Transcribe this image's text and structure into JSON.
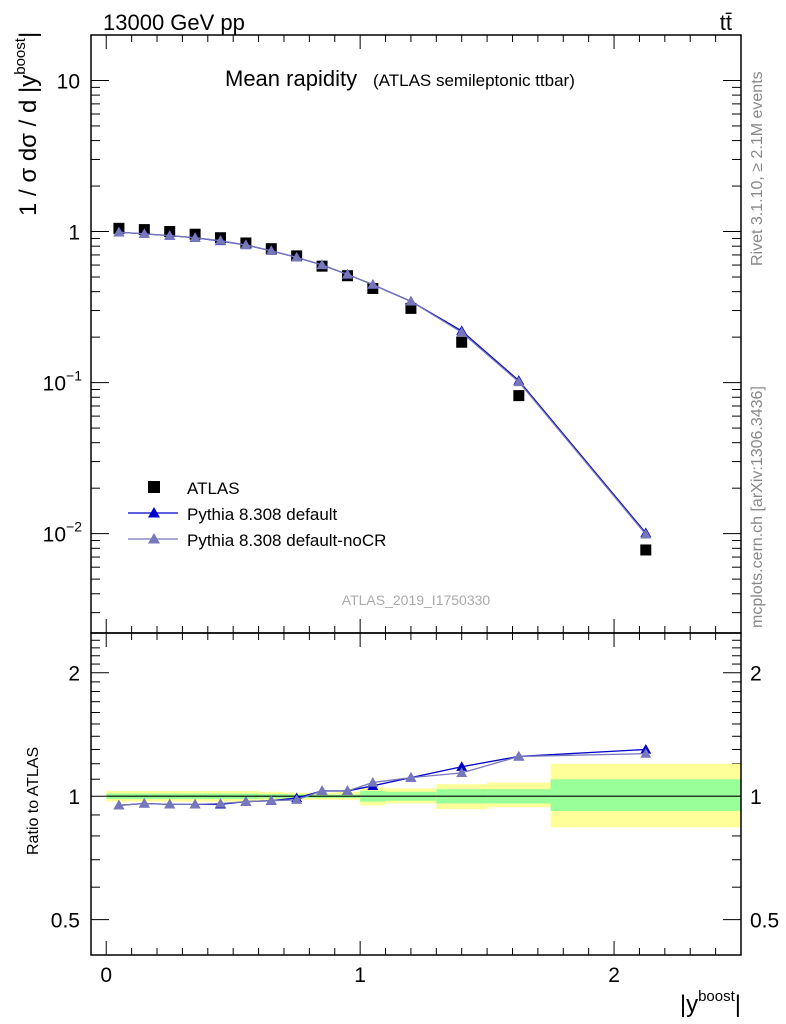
{
  "header": {
    "energy_label": "13000 GeV pp",
    "process_label": "tt̄"
  },
  "side_labels": {
    "rivet": "Rivet 3.1.10, ≥ 2.1M events",
    "mcplots": "mcplots.cern.ch [arXiv:1306.3436]"
  },
  "chart_data": [
    {
      "type": "scatter",
      "panel": "main",
      "title": "Mean rapidity",
      "subtitle": "(ATLAS semileptonic ttbar)",
      "watermark": "ATLAS_2019_I1750330",
      "ylabel": "1 / σ dσ / d |y",
      "ylabel_sup": "boost",
      "ylabel_end": "|",
      "yscale": "log",
      "ylim": [
        0.0022,
        20
      ],
      "xlim": [
        -0.06,
        2.5
      ],
      "legend_position": "bottom-left",
      "y_ticks": [
        {
          "value": 10,
          "label": "10",
          "sup": ""
        },
        {
          "value": 1,
          "label": "1",
          "sup": ""
        },
        {
          "value": 0.1,
          "label": "10",
          "sup": "−1"
        },
        {
          "value": 0.01,
          "label": "10",
          "sup": "−2"
        }
      ],
      "series": [
        {
          "name": "ATLAS",
          "style": "square",
          "color": "#000000",
          "x": [
            0.05,
            0.15,
            0.25,
            0.35,
            0.45,
            0.55,
            0.65,
            0.75,
            0.85,
            0.95,
            1.05,
            1.2,
            1.4,
            1.625,
            2.125
          ],
          "y": [
            1.05,
            1.03,
            1.0,
            0.96,
            0.91,
            0.84,
            0.77,
            0.69,
            0.59,
            0.51,
            0.42,
            0.31,
            0.185,
            0.082,
            0.0078
          ]
        },
        {
          "name": "Pythia 8.308 default",
          "style": "triangle",
          "color": "#0000cc",
          "x": [
            0.05,
            0.15,
            0.25,
            0.35,
            0.45,
            0.55,
            0.65,
            0.75,
            0.85,
            0.95,
            1.05,
            1.2,
            1.4,
            1.625,
            2.125
          ],
          "y": [
            0.99,
            0.965,
            0.94,
            0.91,
            0.865,
            0.815,
            0.745,
            0.675,
            0.6,
            0.52,
            0.445,
            0.345,
            0.22,
            0.103,
            0.0101
          ]
        },
        {
          "name": "Pythia 8.308 default-noCR",
          "style": "triangle",
          "color": "#7777bb",
          "x": [
            0.05,
            0.15,
            0.25,
            0.35,
            0.45,
            0.55,
            0.65,
            0.75,
            0.85,
            0.95,
            1.05,
            1.2,
            1.4,
            1.625,
            2.125
          ],
          "y": [
            0.99,
            0.965,
            0.94,
            0.91,
            0.87,
            0.815,
            0.745,
            0.675,
            0.6,
            0.52,
            0.445,
            0.345,
            0.215,
            0.101,
            0.0099
          ]
        }
      ]
    },
    {
      "type": "line",
      "panel": "ratio",
      "ylabel": "Ratio to ATLAS",
      "xlabel": "|y",
      "xlabel_sup": "boost",
      "xlabel_end": "|",
      "yscale": "log",
      "ylim": [
        0.41,
        2.5
      ],
      "xlim": [
        -0.06,
        2.5
      ],
      "x_ticks": [
        {
          "value": 0,
          "label": "0"
        },
        {
          "value": 1,
          "label": "1"
        },
        {
          "value": 2,
          "label": "2"
        }
      ],
      "y_ticks": [
        {
          "value": 2,
          "label": "2"
        },
        {
          "value": 1,
          "label": "1"
        },
        {
          "value": 0.5,
          "label": "0.5"
        }
      ],
      "uncertainty_bands": {
        "edges": [
          0,
          0.1,
          0.2,
          0.3,
          0.4,
          0.5,
          0.6,
          0.7,
          0.8,
          0.9,
          1.0,
          1.1,
          1.3,
          1.5,
          1.75,
          2.5
        ],
        "stat_syst_low": [
          0.97,
          0.97,
          0.97,
          0.97,
          0.97,
          0.97,
          0.975,
          0.98,
          0.98,
          0.98,
          0.95,
          0.96,
          0.93,
          0.94,
          0.84
        ],
        "stat_syst_high": [
          1.03,
          1.03,
          1.03,
          1.03,
          1.03,
          1.03,
          1.025,
          1.02,
          1.02,
          1.025,
          1.05,
          1.045,
          1.07,
          1.08,
          1.2
        ],
        "stat_low": [
          0.985,
          0.985,
          0.985,
          0.985,
          0.985,
          0.985,
          0.988,
          0.99,
          0.99,
          0.99,
          0.97,
          0.975,
          0.96,
          0.96,
          0.92
        ],
        "stat_high": [
          1.015,
          1.015,
          1.015,
          1.015,
          1.015,
          1.015,
          1.012,
          1.01,
          1.01,
          1.01,
          1.03,
          1.025,
          1.04,
          1.04,
          1.1
        ],
        "colors": {
          "stat_syst": "#ffff99",
          "stat": "#99ff99"
        }
      },
      "series": [
        {
          "name": "Pythia 8.308 default",
          "color": "#0000cc",
          "x": [
            0.05,
            0.15,
            0.25,
            0.35,
            0.45,
            0.55,
            0.65,
            0.75,
            0.85,
            0.95,
            1.05,
            1.2,
            1.4,
            1.625,
            2.125
          ],
          "y": [
            0.95,
            0.96,
            0.955,
            0.955,
            0.955,
            0.97,
            0.975,
            0.99,
            1.03,
            1.03,
            1.06,
            1.11,
            1.18,
            1.25,
            1.3
          ]
        },
        {
          "name": "Pythia 8.308 default-noCR",
          "color": "#7777bb",
          "x": [
            0.05,
            0.15,
            0.25,
            0.35,
            0.45,
            0.55,
            0.65,
            0.75,
            0.85,
            0.95,
            1.05,
            1.2,
            1.4,
            1.625,
            2.125
          ],
          "y": [
            0.95,
            0.96,
            0.955,
            0.955,
            0.96,
            0.97,
            0.975,
            0.98,
            1.03,
            1.03,
            1.08,
            1.11,
            1.14,
            1.25,
            1.27
          ]
        }
      ]
    }
  ]
}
= = =
## Given problem
Print out the whole of the material word for word, without pictures.

## Written response
Transcribe this image's text and structure into JSON.
{
  "header": {
    "energy_label": "13000 GeV pp",
    "process_label": "tt̄"
  },
  "side_labels": {
    "rivet": "Rivet 3.1.10, ≥ 2.1M events",
    "mcplots": "mcplots.cern.ch [arXiv:1306.3436]"
  },
  "chart_data": [
    {
      "type": "scatter",
      "panel": "main",
      "title": "Mean rapidity",
      "subtitle": "(ATLAS semileptonic ttbar)",
      "watermark": "ATLAS_2019_I1750330",
      "ylabel": "1 / σ dσ / d |y",
      "ylabel_sup": "boost",
      "ylabel_end": "|",
      "yscale": "log",
      "ylim": [
        0.0022,
        20
      ],
      "xlim": [
        -0.06,
        2.5
      ],
      "legend_position": "bottom-left",
      "y_ticks": [
        {
          "value": 10,
          "label": "10",
          "sup": ""
        },
        {
          "value": 1,
          "label": "1",
          "sup": ""
        },
        {
          "value": 0.1,
          "label": "10",
          "sup": "−1"
        },
        {
          "value": 0.01,
          "label": "10",
          "sup": "−2"
        }
      ],
      "series": [
        {
          "name": "ATLAS",
          "style": "square",
          "color": "#000000",
          "x": [
            0.05,
            0.15,
            0.25,
            0.35,
            0.45,
            0.55,
            0.65,
            0.75,
            0.85,
            0.95,
            1.05,
            1.2,
            1.4,
            1.625,
            2.125
          ],
          "y": [
            1.05,
            1.03,
            1.0,
            0.96,
            0.91,
            0.84,
            0.77,
            0.69,
            0.59,
            0.51,
            0.42,
            0.31,
            0.185,
            0.082,
            0.0078
          ]
        },
        {
          "name": "Pythia 8.308 default",
          "style": "triangle",
          "color": "#0000cc",
          "x": [
            0.05,
            0.15,
            0.25,
            0.35,
            0.45,
            0.55,
            0.65,
            0.75,
            0.85,
            0.95,
            1.05,
            1.2,
            1.4,
            1.625,
            2.125
          ],
          "y": [
            0.99,
            0.965,
            0.94,
            0.91,
            0.865,
            0.815,
            0.745,
            0.675,
            0.6,
            0.52,
            0.445,
            0.345,
            0.22,
            0.103,
            0.0101
          ]
        },
        {
          "name": "Pythia 8.308 default-noCR",
          "style": "triangle",
          "color": "#7777bb",
          "x": [
            0.05,
            0.15,
            0.25,
            0.35,
            0.45,
            0.55,
            0.65,
            0.75,
            0.85,
            0.95,
            1.05,
            1.2,
            1.4,
            1.625,
            2.125
          ],
          "y": [
            0.99,
            0.965,
            0.94,
            0.91,
            0.87,
            0.815,
            0.745,
            0.675,
            0.6,
            0.52,
            0.445,
            0.345,
            0.215,
            0.101,
            0.0099
          ]
        }
      ]
    },
    {
      "type": "line",
      "panel": "ratio",
      "ylabel": "Ratio to ATLAS",
      "xlabel": "|y",
      "xlabel_sup": "boost",
      "xlabel_end": "|",
      "yscale": "log",
      "ylim": [
        0.41,
        2.5
      ],
      "xlim": [
        -0.06,
        2.5
      ],
      "x_ticks": [
        {
          "value": 0,
          "label": "0"
        },
        {
          "value": 1,
          "label": "1"
        },
        {
          "value": 2,
          "label": "2"
        }
      ],
      "y_ticks": [
        {
          "value": 2,
          "label": "2"
        },
        {
          "value": 1,
          "label": "1"
        },
        {
          "value": 0.5,
          "label": "0.5"
        }
      ],
      "uncertainty_bands": {
        "edges": [
          0,
          0.1,
          0.2,
          0.3,
          0.4,
          0.5,
          0.6,
          0.7,
          0.8,
          0.9,
          1.0,
          1.1,
          1.3,
          1.5,
          1.75,
          2.5
        ],
        "stat_syst_low": [
          0.97,
          0.97,
          0.97,
          0.97,
          0.97,
          0.97,
          0.975,
          0.98,
          0.98,
          0.98,
          0.95,
          0.96,
          0.93,
          0.94,
          0.84
        ],
        "stat_syst_high": [
          1.03,
          1.03,
          1.03,
          1.03,
          1.03,
          1.03,
          1.025,
          1.02,
          1.02,
          1.025,
          1.05,
          1.045,
          1.07,
          1.08,
          1.2
        ],
        "stat_low": [
          0.985,
          0.985,
          0.985,
          0.985,
          0.985,
          0.985,
          0.988,
          0.99,
          0.99,
          0.99,
          0.97,
          0.975,
          0.96,
          0.96,
          0.92
        ],
        "stat_high": [
          1.015,
          1.015,
          1.015,
          1.015,
          1.015,
          1.015,
          1.012,
          1.01,
          1.01,
          1.01,
          1.03,
          1.025,
          1.04,
          1.04,
          1.1
        ],
        "colors": {
          "stat_syst": "#ffff99",
          "stat": "#99ff99"
        }
      },
      "series": [
        {
          "name": "Pythia 8.308 default",
          "color": "#0000cc",
          "x": [
            0.05,
            0.15,
            0.25,
            0.35,
            0.45,
            0.55,
            0.65,
            0.75,
            0.85,
            0.95,
            1.05,
            1.2,
            1.4,
            1.625,
            2.125
          ],
          "y": [
            0.95,
            0.96,
            0.955,
            0.955,
            0.955,
            0.97,
            0.975,
            0.99,
            1.03,
            1.03,
            1.06,
            1.11,
            1.18,
            1.25,
            1.3
          ]
        },
        {
          "name": "Pythia 8.308 default-noCR",
          "color": "#7777bb",
          "x": [
            0.05,
            0.15,
            0.25,
            0.35,
            0.45,
            0.55,
            0.65,
            0.75,
            0.85,
            0.95,
            1.05,
            1.2,
            1.4,
            1.625,
            2.125
          ],
          "y": [
            0.95,
            0.96,
            0.955,
            0.955,
            0.96,
            0.97,
            0.975,
            0.98,
            1.03,
            1.03,
            1.08,
            1.11,
            1.14,
            1.25,
            1.27
          ]
        }
      ]
    }
  ]
}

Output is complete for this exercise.